-- START Source material --

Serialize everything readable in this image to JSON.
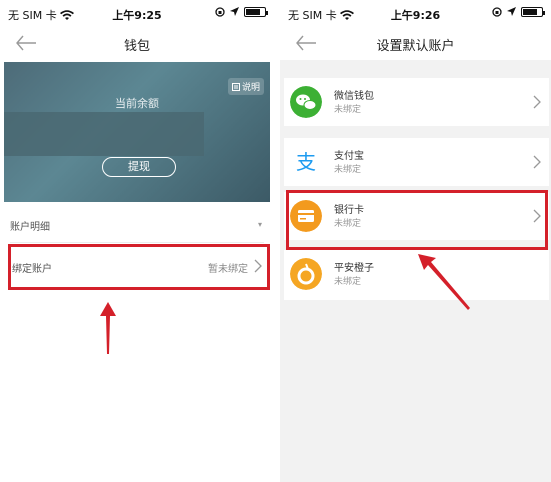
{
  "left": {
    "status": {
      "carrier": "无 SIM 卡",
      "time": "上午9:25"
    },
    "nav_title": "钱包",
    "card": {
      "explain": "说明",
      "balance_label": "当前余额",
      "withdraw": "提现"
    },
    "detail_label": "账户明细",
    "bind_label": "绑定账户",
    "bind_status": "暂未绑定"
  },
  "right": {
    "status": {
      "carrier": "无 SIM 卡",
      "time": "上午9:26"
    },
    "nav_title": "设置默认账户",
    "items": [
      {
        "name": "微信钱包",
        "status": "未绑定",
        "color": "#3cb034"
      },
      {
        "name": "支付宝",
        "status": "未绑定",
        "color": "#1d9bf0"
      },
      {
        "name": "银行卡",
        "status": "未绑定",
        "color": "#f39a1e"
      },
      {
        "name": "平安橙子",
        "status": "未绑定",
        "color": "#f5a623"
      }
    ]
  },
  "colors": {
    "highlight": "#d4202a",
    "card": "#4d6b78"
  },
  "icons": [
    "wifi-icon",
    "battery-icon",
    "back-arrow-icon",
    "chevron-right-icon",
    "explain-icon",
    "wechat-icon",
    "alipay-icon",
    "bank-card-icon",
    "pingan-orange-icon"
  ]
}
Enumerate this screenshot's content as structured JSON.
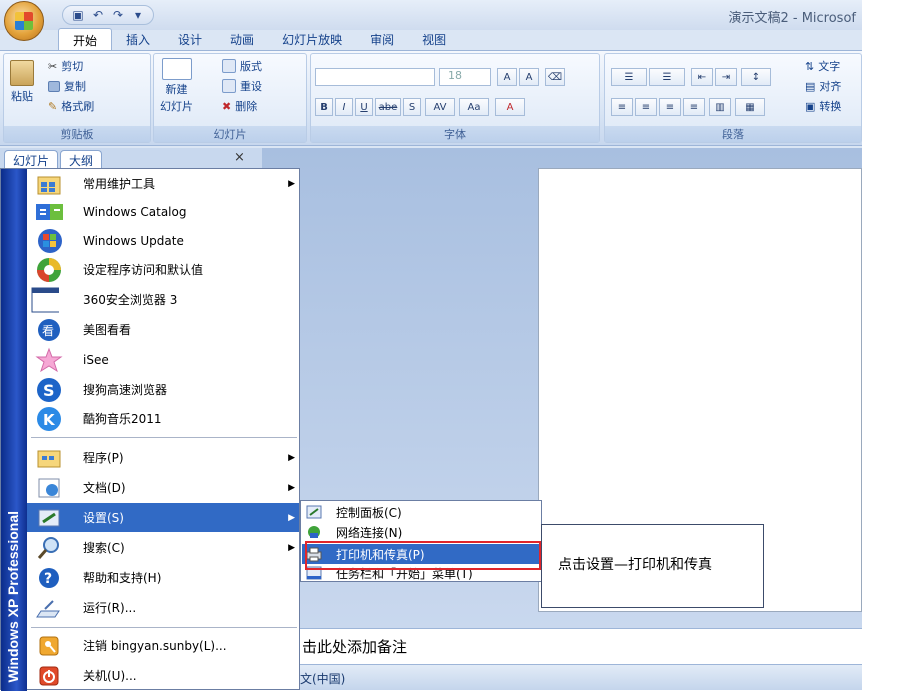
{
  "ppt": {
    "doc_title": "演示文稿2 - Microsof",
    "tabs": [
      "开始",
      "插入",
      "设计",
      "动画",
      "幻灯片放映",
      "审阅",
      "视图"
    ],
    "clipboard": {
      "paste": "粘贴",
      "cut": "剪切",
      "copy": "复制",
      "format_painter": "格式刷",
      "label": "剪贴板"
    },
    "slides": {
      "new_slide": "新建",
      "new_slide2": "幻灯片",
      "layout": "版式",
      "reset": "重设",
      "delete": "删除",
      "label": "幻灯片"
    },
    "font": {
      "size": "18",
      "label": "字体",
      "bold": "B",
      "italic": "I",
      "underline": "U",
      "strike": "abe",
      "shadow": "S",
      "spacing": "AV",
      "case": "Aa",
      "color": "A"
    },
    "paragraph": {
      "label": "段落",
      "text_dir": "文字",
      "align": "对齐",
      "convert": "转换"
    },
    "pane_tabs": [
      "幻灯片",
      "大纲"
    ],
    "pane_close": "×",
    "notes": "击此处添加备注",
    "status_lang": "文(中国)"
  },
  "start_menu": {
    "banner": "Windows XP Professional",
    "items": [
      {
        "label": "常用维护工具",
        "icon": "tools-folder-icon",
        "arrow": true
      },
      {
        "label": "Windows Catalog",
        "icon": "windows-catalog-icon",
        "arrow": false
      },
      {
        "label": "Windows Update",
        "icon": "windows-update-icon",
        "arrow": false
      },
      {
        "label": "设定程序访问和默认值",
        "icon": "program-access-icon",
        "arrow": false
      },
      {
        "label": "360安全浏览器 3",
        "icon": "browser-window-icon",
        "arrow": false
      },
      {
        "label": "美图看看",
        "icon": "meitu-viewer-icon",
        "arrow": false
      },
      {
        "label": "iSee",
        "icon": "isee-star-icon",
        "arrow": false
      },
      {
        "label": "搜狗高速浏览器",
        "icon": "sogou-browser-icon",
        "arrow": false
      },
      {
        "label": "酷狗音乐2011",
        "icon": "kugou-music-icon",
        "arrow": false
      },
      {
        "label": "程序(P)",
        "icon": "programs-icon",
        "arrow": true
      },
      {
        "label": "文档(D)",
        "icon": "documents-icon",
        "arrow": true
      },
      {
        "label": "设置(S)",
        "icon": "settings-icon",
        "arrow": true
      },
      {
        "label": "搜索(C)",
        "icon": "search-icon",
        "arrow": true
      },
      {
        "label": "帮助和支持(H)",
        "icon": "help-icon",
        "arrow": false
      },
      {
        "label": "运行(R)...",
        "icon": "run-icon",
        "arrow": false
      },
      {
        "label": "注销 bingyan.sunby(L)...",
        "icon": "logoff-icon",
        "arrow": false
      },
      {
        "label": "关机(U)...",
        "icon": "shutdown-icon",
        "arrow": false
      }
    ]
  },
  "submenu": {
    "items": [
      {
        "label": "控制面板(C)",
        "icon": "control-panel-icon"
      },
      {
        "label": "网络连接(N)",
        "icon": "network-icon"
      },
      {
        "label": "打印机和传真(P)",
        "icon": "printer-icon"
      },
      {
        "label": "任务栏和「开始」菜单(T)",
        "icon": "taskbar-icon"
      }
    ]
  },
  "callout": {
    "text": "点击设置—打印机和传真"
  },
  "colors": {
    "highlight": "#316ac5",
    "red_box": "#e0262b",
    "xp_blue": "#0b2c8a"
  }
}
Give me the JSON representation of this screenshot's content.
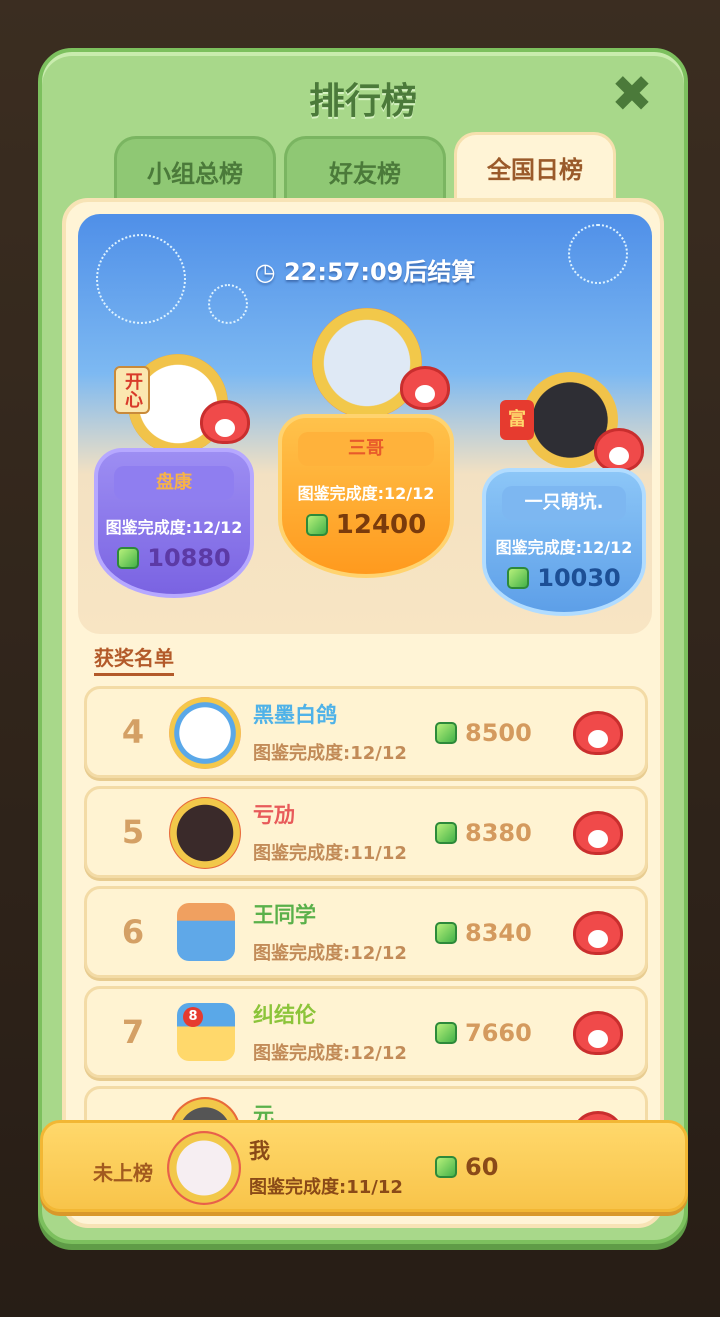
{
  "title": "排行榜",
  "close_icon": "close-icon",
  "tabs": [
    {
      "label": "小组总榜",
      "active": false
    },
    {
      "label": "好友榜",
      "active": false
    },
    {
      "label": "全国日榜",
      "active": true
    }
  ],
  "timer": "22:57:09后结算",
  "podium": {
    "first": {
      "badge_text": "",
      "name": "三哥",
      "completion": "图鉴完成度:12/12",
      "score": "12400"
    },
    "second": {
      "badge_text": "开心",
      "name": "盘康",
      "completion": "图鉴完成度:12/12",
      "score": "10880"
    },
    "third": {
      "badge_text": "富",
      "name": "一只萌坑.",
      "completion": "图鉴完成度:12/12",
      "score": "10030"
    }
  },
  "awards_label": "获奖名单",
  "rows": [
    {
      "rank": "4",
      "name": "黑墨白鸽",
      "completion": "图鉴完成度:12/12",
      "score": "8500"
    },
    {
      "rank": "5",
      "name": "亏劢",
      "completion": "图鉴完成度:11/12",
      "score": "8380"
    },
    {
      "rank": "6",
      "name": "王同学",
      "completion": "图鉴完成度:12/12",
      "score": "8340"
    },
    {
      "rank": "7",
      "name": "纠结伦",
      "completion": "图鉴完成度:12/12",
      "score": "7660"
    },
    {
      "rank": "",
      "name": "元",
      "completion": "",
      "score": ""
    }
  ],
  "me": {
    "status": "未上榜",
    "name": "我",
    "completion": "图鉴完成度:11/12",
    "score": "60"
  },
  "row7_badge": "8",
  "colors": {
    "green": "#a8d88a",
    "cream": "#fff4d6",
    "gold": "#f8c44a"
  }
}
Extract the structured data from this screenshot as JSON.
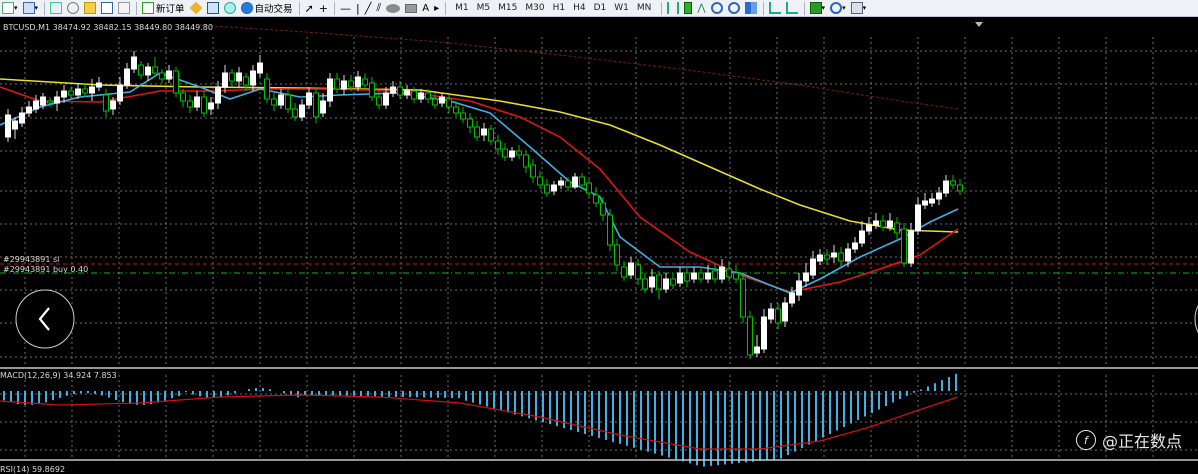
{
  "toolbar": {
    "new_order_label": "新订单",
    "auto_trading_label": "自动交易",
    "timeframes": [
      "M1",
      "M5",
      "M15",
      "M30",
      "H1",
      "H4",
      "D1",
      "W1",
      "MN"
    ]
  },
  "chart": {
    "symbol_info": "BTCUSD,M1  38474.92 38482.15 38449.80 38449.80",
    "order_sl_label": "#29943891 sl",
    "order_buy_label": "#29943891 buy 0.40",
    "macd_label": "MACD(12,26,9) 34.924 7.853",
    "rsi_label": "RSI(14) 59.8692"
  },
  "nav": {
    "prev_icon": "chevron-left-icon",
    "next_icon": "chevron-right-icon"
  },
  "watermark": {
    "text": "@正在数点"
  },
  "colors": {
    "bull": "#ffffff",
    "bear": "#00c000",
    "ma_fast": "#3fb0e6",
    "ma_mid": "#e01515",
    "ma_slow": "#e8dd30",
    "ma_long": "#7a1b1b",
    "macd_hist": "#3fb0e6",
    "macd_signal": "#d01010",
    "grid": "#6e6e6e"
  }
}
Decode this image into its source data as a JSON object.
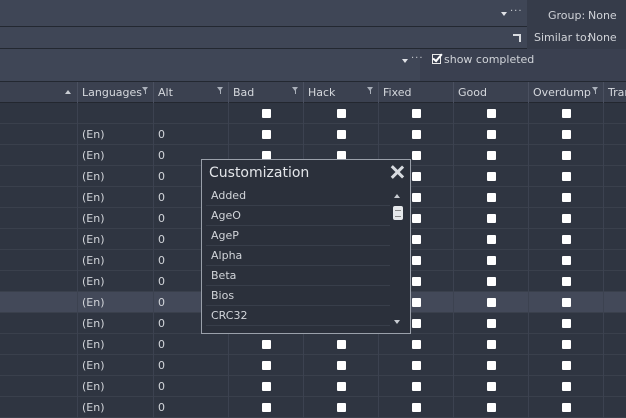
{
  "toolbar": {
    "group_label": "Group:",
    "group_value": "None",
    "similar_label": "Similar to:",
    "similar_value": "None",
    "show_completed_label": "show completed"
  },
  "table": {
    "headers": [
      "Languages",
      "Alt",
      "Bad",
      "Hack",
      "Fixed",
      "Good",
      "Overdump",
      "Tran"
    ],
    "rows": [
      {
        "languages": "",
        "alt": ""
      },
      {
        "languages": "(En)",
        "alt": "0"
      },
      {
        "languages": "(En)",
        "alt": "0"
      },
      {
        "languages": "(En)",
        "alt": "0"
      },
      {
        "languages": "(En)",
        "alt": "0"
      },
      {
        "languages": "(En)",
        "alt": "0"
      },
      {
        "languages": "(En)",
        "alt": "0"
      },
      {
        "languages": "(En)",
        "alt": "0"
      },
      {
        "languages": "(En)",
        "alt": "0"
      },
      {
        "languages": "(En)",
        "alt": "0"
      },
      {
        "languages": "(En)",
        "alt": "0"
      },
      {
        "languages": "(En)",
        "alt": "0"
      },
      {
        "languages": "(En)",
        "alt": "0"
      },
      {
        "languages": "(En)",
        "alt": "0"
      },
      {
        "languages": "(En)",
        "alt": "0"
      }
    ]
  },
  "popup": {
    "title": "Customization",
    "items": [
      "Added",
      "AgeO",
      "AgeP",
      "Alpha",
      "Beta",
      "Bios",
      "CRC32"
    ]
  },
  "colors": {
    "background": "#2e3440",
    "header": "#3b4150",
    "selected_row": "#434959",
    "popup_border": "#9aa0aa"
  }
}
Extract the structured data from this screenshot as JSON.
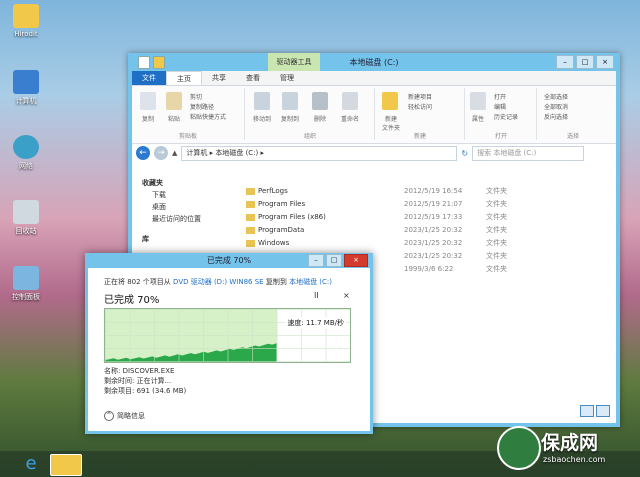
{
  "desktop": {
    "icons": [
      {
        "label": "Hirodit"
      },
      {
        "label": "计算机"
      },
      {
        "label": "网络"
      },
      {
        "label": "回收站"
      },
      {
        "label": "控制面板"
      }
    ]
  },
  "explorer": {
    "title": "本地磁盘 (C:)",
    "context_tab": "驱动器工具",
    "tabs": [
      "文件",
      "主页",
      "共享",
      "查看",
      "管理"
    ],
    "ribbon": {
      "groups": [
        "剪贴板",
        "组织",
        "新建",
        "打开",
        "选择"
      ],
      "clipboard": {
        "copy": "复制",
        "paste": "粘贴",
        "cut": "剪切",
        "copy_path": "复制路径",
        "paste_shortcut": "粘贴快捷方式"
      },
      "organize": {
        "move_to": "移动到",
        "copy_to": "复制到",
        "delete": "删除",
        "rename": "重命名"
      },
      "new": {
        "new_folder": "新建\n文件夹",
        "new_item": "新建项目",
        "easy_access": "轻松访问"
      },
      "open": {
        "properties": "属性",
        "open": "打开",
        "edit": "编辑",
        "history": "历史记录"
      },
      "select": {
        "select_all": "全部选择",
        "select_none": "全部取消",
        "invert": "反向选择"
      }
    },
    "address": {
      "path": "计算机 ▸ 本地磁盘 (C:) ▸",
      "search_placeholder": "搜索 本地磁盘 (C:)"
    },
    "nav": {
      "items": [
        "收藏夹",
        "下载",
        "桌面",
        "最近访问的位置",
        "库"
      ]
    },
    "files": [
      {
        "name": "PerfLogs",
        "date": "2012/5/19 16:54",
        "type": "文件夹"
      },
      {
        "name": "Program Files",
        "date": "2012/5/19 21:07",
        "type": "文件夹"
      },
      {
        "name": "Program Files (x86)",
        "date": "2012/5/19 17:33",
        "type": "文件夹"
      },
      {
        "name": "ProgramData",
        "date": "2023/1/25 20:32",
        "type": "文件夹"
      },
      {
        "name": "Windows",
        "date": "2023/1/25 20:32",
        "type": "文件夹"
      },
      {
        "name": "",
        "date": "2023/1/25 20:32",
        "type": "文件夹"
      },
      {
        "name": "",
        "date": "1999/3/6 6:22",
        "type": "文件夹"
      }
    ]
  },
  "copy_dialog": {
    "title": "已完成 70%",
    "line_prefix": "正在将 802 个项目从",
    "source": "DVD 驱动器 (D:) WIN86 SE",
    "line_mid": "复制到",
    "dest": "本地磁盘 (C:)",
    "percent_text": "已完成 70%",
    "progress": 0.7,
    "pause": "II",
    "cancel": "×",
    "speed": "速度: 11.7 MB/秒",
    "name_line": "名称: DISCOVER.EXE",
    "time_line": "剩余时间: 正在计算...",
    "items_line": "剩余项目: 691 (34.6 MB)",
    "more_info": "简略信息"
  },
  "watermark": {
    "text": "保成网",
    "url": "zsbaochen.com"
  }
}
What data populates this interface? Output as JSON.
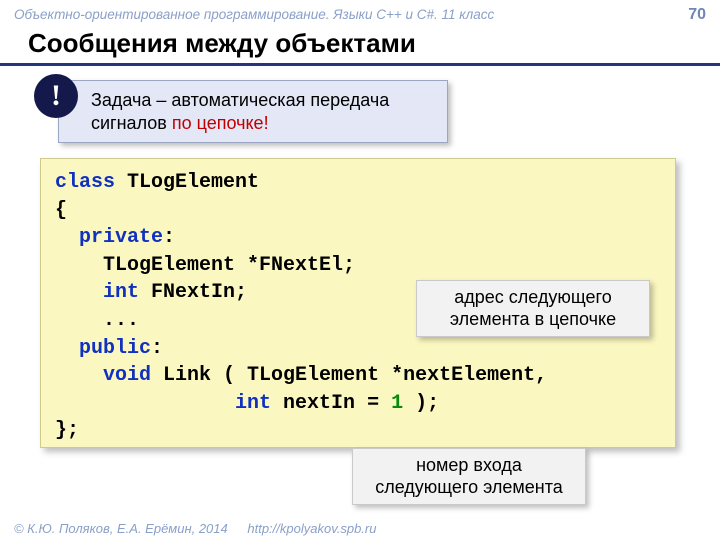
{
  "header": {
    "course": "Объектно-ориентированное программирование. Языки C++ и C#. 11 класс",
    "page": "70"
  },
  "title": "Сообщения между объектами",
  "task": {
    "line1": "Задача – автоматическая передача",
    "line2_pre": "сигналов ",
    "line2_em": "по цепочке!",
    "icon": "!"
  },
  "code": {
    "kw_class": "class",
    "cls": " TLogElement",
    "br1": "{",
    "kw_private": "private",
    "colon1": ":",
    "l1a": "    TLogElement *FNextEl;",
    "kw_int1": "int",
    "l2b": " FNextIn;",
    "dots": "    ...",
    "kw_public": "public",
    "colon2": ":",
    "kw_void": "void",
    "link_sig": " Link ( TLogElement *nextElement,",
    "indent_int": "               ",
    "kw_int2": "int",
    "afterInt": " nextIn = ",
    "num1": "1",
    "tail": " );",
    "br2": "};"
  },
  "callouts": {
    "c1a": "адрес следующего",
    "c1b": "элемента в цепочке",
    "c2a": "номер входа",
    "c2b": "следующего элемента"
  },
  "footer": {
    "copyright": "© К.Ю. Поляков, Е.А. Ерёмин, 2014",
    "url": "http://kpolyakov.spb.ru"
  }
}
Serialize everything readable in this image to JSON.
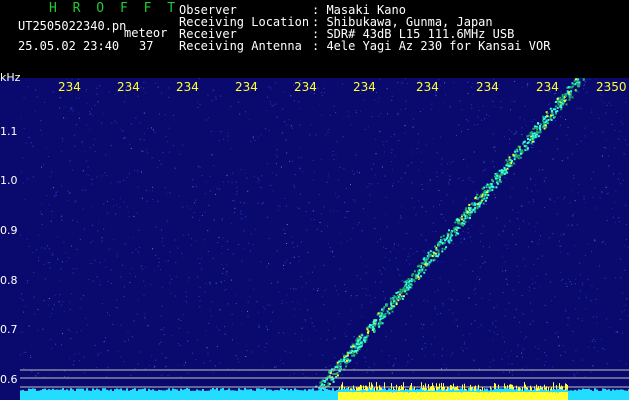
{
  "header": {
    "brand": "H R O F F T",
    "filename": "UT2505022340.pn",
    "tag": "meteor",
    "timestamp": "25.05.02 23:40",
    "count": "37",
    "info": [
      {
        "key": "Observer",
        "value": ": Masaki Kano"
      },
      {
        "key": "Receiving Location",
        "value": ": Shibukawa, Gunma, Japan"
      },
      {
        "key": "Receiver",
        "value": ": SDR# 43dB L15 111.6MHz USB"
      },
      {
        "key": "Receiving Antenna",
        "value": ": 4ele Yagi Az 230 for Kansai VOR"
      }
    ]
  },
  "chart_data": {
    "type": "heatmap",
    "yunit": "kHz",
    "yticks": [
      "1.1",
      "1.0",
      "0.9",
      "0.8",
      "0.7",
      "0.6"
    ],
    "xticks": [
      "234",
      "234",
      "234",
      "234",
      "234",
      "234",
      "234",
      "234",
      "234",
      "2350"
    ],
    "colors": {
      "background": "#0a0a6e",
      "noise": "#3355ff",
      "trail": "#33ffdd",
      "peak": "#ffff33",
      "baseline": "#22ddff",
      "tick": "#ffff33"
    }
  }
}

-- END Source material --

**Description of the task:**
Using the records above, pull out each line where the word "screenshot" occurs.

**Correct response:**
Enumerate this screenshot's content as structured JSON.
Give me the JSON representation of this screenshot's content.
Extract the structured data from this screenshot as JSON.
Extract the structured data from this screenshot as JSON.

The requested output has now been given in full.